Establish how many lines in the material include the string "Replacing" and report it as a lone number.

**Saved entries**

####################

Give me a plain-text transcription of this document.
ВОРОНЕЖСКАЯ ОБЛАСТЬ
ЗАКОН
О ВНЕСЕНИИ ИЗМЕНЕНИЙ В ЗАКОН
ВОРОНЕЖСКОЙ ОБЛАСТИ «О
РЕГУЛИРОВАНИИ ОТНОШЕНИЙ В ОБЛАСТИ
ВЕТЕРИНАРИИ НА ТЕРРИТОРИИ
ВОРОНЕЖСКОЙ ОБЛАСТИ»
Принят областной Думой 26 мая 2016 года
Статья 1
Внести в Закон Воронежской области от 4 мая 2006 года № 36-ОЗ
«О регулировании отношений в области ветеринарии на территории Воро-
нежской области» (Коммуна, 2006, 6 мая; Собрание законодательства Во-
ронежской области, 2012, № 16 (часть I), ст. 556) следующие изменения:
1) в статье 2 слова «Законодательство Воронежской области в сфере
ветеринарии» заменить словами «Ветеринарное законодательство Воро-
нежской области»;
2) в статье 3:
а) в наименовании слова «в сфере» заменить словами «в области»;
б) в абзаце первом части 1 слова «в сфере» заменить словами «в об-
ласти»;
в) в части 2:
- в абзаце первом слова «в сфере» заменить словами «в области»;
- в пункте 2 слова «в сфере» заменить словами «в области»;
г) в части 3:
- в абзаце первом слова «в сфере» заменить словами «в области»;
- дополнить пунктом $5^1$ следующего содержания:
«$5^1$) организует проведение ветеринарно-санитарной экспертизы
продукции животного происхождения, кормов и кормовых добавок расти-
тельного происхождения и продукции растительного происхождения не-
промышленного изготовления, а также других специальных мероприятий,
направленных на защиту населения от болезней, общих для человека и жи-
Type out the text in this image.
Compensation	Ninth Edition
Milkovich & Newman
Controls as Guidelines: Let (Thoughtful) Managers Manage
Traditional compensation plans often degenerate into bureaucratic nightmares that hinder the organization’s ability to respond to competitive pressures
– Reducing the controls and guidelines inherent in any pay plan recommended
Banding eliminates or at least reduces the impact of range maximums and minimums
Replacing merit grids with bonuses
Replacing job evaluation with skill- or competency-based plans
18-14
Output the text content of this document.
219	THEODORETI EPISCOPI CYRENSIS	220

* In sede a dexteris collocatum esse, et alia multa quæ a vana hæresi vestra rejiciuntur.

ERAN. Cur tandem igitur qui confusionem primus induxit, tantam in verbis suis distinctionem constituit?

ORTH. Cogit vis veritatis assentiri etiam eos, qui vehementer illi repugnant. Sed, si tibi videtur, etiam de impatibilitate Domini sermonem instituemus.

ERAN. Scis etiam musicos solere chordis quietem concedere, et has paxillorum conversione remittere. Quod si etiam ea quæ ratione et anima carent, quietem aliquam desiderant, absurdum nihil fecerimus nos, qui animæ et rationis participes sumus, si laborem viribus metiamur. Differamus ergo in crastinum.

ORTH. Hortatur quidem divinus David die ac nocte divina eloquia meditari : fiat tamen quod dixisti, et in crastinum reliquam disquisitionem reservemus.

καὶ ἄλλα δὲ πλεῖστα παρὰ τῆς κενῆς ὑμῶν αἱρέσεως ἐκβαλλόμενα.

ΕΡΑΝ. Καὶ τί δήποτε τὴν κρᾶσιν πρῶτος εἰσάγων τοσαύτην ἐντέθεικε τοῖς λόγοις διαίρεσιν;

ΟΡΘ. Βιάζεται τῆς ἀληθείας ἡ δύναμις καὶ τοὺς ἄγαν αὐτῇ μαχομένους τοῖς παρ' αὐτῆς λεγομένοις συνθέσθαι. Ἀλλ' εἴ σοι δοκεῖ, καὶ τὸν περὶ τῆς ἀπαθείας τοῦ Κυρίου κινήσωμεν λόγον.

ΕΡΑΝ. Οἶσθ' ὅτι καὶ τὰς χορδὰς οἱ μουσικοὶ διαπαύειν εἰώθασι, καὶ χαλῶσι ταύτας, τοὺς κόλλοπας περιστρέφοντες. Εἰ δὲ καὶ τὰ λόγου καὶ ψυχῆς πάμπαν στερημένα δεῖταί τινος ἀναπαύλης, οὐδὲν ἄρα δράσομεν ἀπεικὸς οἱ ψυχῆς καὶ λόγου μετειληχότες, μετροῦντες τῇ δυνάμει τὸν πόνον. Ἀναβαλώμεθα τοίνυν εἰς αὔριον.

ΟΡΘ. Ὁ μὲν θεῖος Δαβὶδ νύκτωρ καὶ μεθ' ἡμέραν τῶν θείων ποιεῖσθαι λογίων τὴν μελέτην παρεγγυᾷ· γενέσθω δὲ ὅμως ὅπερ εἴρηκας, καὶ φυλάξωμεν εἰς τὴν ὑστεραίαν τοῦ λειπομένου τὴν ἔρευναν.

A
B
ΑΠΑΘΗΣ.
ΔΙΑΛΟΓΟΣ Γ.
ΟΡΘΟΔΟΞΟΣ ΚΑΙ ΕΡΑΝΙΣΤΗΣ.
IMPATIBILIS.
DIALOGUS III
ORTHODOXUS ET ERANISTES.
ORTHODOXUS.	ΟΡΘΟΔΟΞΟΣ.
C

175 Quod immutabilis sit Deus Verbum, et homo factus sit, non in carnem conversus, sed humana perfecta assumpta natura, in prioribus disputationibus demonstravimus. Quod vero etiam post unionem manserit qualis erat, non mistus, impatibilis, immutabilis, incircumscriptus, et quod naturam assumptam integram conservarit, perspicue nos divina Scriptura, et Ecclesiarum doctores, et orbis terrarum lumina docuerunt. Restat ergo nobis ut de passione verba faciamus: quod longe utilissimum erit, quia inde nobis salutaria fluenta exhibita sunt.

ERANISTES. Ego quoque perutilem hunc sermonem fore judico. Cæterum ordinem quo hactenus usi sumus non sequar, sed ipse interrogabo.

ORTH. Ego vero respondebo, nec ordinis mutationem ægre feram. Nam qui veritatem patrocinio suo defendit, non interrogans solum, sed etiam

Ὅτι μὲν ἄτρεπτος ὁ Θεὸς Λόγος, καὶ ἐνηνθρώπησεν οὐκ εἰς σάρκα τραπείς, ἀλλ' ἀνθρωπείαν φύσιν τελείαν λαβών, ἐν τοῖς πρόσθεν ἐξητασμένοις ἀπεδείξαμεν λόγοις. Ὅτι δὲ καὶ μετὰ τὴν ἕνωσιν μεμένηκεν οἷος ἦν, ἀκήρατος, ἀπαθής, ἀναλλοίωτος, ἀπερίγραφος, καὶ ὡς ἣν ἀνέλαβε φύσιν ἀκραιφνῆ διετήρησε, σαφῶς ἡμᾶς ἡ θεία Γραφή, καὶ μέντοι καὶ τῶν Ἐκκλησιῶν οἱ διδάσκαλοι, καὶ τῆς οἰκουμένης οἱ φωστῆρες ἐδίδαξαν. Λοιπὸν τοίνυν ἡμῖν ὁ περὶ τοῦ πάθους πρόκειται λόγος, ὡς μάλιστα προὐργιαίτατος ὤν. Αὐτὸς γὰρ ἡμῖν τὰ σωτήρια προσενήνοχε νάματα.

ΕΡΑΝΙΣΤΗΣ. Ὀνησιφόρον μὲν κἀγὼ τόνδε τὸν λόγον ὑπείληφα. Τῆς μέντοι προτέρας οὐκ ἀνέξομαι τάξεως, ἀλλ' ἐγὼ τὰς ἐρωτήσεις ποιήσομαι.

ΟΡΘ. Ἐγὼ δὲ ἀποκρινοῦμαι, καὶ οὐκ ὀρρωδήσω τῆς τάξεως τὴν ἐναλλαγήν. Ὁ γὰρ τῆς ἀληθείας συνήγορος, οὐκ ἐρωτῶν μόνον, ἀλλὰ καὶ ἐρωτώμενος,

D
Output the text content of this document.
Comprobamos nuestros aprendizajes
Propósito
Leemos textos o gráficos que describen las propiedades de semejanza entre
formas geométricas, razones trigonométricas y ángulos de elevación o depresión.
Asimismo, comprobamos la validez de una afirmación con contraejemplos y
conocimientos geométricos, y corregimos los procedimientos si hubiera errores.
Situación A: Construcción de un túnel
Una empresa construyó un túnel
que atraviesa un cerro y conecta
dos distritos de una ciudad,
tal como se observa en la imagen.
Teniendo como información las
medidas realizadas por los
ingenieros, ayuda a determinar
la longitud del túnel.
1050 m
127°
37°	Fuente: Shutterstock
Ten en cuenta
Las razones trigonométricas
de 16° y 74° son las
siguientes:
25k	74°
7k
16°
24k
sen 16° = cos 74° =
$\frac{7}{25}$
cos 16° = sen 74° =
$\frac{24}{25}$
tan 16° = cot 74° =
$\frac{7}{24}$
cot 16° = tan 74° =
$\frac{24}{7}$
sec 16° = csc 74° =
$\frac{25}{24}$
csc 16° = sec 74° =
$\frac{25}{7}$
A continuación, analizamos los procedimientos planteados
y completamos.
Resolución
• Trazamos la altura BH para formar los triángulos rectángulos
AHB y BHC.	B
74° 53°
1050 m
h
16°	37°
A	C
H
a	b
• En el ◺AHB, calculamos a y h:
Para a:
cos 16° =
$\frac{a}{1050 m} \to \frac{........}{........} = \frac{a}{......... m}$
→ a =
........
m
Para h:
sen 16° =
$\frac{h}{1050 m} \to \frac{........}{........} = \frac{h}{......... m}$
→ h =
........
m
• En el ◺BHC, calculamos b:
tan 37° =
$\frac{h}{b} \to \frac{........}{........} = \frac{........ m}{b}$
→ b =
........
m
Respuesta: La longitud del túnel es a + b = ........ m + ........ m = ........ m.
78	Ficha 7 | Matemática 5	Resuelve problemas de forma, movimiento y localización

####################

**Answer for this exercise**
2